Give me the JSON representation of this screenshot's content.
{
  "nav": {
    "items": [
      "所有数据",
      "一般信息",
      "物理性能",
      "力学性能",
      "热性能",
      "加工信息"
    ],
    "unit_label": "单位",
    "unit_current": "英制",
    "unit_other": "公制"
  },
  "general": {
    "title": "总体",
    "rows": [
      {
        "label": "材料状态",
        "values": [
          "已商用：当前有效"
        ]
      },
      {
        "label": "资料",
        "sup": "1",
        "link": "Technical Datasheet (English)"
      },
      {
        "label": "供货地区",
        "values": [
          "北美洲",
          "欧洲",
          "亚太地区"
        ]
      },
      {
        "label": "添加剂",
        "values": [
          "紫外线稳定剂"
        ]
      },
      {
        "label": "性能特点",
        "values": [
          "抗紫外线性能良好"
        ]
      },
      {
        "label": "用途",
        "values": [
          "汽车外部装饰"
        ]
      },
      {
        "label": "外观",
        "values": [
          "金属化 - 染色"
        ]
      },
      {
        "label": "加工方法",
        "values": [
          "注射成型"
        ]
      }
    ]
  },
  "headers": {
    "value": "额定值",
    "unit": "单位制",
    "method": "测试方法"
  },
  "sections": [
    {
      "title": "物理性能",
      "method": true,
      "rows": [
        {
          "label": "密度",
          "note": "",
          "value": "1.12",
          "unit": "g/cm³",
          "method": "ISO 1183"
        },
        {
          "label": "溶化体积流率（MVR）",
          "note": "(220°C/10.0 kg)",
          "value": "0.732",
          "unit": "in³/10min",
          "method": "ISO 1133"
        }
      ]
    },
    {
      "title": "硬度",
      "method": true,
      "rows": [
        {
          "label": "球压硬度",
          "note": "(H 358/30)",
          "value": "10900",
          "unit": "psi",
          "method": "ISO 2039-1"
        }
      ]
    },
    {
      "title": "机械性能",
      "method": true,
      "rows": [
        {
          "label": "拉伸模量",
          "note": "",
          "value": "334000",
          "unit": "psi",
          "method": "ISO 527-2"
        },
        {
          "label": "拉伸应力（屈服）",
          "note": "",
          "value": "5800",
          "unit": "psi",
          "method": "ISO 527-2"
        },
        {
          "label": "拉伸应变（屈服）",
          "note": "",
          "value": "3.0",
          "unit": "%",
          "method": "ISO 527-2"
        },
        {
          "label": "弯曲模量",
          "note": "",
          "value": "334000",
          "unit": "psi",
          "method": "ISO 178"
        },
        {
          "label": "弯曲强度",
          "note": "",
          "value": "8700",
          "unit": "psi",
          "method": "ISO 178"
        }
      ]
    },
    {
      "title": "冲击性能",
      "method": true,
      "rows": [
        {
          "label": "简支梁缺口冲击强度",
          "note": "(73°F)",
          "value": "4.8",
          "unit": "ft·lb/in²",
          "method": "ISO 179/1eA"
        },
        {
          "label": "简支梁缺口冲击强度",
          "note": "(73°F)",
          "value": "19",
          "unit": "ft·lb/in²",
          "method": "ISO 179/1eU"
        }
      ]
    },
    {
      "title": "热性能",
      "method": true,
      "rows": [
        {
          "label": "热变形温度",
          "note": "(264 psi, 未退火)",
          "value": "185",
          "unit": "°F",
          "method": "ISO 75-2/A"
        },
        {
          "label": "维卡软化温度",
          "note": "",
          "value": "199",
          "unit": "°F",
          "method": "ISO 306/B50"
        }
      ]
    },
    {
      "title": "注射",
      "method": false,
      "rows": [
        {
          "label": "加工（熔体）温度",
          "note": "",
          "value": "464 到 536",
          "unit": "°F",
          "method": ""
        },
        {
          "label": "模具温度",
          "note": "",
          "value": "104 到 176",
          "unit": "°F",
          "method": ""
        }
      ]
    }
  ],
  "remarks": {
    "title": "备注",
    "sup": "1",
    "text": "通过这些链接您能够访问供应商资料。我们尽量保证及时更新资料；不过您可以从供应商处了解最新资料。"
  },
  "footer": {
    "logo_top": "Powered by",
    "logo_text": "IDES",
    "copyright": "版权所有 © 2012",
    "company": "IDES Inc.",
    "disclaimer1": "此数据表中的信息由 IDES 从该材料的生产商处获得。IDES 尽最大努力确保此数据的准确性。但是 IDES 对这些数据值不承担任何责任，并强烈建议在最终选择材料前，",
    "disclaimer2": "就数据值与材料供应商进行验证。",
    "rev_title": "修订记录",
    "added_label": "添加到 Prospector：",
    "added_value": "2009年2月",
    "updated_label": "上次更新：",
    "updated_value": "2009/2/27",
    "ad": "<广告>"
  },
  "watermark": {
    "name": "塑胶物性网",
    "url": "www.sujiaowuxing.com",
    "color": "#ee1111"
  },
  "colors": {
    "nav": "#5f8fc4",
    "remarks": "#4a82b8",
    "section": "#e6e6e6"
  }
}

◆ **What the task asks**: Copy every line of the records word for word.

◆ **Solution to this problem**:
Give me the JSON representation of this screenshot's content.
{
  "nav": {
    "items": [
      "所有数据",
      "一般信息",
      "物理性能",
      "力学性能",
      "热性能",
      "加工信息"
    ],
    "unit_label": "单位",
    "unit_current": "英制",
    "unit_other": "公制"
  },
  "general": {
    "title": "总体",
    "rows": [
      {
        "label": "材料状态",
        "values": [
          "已商用：当前有效"
        ]
      },
      {
        "label": "资料",
        "sup": "1",
        "link": "Technical Datasheet (English)"
      },
      {
        "label": "供货地区",
        "values": [
          "北美洲",
          "欧洲",
          "亚太地区"
        ]
      },
      {
        "label": "添加剂",
        "values": [
          "紫外线稳定剂"
        ]
      },
      {
        "label": "性能特点",
        "values": [
          "抗紫外线性能良好"
        ]
      },
      {
        "label": "用途",
        "values": [
          "汽车外部装饰"
        ]
      },
      {
        "label": "外观",
        "values": [
          "金属化 - 染色"
        ]
      },
      {
        "label": "加工方法",
        "values": [
          "注射成型"
        ]
      }
    ]
  },
  "headers": {
    "value": "额定值",
    "unit": "单位制",
    "method": "测试方法"
  },
  "sections": [
    {
      "title": "物理性能",
      "method": true,
      "rows": [
        {
          "label": "密度",
          "note": "",
          "value": "1.12",
          "unit": "g/cm³",
          "method": "ISO 1183"
        },
        {
          "label": "溶化体积流率（MVR）",
          "note": "(220°C/10.0 kg)",
          "value": "0.732",
          "unit": "in³/10min",
          "method": "ISO 1133"
        }
      ]
    },
    {
      "title": "硬度",
      "method": true,
      "rows": [
        {
          "label": "球压硬度",
          "note": "(H 358/30)",
          "value": "10900",
          "unit": "psi",
          "method": "ISO 2039-1"
        }
      ]
    },
    {
      "title": "机械性能",
      "method": true,
      "rows": [
        {
          "label": "拉伸模量",
          "note": "",
          "value": "334000",
          "unit": "psi",
          "method": "ISO 527-2"
        },
        {
          "label": "拉伸应力（屈服）",
          "note": "",
          "value": "5800",
          "unit": "psi",
          "method": "ISO 527-2"
        },
        {
          "label": "拉伸应变（屈服）",
          "note": "",
          "value": "3.0",
          "unit": "%",
          "method": "ISO 527-2"
        },
        {
          "label": "弯曲模量",
          "note": "",
          "value": "334000",
          "unit": "psi",
          "method": "ISO 178"
        },
        {
          "label": "弯曲强度",
          "note": "",
          "value": "8700",
          "unit": "psi",
          "method": "ISO 178"
        }
      ]
    },
    {
      "title": "冲击性能",
      "method": true,
      "rows": [
        {
          "label": "简支梁缺口冲击强度",
          "note": "(73°F)",
          "value": "4.8",
          "unit": "ft·lb/in²",
          "method": "ISO 179/1eA"
        },
        {
          "label": "简支梁缺口冲击强度",
          "note": "(73°F)",
          "value": "19",
          "unit": "ft·lb/in²",
          "method": "ISO 179/1eU"
        }
      ]
    },
    {
      "title": "热性能",
      "method": true,
      "rows": [
        {
          "label": "热变形温度",
          "note": "(264 psi, 未退火)",
          "value": "185",
          "unit": "°F",
          "method": "ISO 75-2/A"
        },
        {
          "label": "维卡软化温度",
          "note": "",
          "value": "199",
          "unit": "°F",
          "method": "ISO 306/B50"
        }
      ]
    },
    {
      "title": "注射",
      "method": false,
      "rows": [
        {
          "label": "加工（熔体）温度",
          "note": "",
          "value": "464 到 536",
          "unit": "°F",
          "method": ""
        },
        {
          "label": "模具温度",
          "note": "",
          "value": "104 到 176",
          "unit": "°F",
          "method": ""
        }
      ]
    }
  ],
  "remarks": {
    "title": "备注",
    "sup": "1",
    "text": "通过这些链接您能够访问供应商资料。我们尽量保证及时更新资料；不过您可以从供应商处了解最新资料。"
  },
  "footer": {
    "logo_top": "Powered by",
    "logo_text": "IDES",
    "copyright": "版权所有 © 2012",
    "company": "IDES Inc.",
    "disclaimer1": "此数据表中的信息由 IDES 从该材料的生产商处获得。IDES 尽最大努力确保此数据的准确性。但是 IDES 对这些数据值不承担任何责任，并强烈建议在最终选择材料前，",
    "disclaimer2": "就数据值与材料供应商进行验证。",
    "rev_title": "修订记录",
    "added_label": "添加到 Prospector：",
    "added_value": "2009年2月",
    "updated_label": "上次更新：",
    "updated_value": "2009/2/27",
    "ad": "<广告>"
  },
  "watermark": {
    "name": "塑胶物性网",
    "url": "www.sujiaowuxing.com",
    "color": "#ee1111"
  },
  "colors": {
    "nav": "#5f8fc4",
    "remarks": "#4a82b8",
    "section": "#e6e6e6"
  }
}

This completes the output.